### What to work on
Keep only the lines that hold the string "Dovercliffe", filtering out the rest of the entries below.

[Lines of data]
● ● ●

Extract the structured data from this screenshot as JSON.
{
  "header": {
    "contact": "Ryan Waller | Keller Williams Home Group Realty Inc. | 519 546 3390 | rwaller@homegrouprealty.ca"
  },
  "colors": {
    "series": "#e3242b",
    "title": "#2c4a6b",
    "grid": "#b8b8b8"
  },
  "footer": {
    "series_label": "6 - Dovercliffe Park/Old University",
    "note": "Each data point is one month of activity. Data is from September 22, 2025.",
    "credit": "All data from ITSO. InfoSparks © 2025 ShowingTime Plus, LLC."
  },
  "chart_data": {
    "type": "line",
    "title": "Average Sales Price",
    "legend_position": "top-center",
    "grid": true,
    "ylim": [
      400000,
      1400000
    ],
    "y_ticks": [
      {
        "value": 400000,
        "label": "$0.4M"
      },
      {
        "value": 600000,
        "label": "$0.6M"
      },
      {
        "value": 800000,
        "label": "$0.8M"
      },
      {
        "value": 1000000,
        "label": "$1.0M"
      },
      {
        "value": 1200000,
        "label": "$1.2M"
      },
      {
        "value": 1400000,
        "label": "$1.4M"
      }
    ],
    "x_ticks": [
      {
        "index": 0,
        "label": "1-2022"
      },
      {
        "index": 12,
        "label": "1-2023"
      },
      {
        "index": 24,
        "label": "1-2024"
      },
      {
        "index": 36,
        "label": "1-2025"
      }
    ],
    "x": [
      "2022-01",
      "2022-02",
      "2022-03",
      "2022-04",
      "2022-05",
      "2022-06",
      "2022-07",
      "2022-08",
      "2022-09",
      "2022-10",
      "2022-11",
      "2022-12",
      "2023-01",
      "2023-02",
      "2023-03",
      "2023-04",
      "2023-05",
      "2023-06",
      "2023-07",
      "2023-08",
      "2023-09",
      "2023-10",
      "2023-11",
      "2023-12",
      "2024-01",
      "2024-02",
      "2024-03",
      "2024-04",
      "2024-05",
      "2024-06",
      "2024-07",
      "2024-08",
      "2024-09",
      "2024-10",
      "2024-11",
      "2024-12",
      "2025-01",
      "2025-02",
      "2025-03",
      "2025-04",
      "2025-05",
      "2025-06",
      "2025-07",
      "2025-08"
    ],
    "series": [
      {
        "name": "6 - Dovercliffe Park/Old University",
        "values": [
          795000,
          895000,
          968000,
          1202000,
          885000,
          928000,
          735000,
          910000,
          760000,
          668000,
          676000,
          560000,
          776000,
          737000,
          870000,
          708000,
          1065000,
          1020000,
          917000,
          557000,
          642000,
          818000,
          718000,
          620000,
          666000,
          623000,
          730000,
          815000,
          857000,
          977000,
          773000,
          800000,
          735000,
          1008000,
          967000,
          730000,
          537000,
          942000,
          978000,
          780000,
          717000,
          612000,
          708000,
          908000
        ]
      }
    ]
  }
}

● ● ●

### Answer below
    "series_label": "6 - Dovercliffe Park/Old University",
        "name": "6 - Dovercliffe Park/Old University",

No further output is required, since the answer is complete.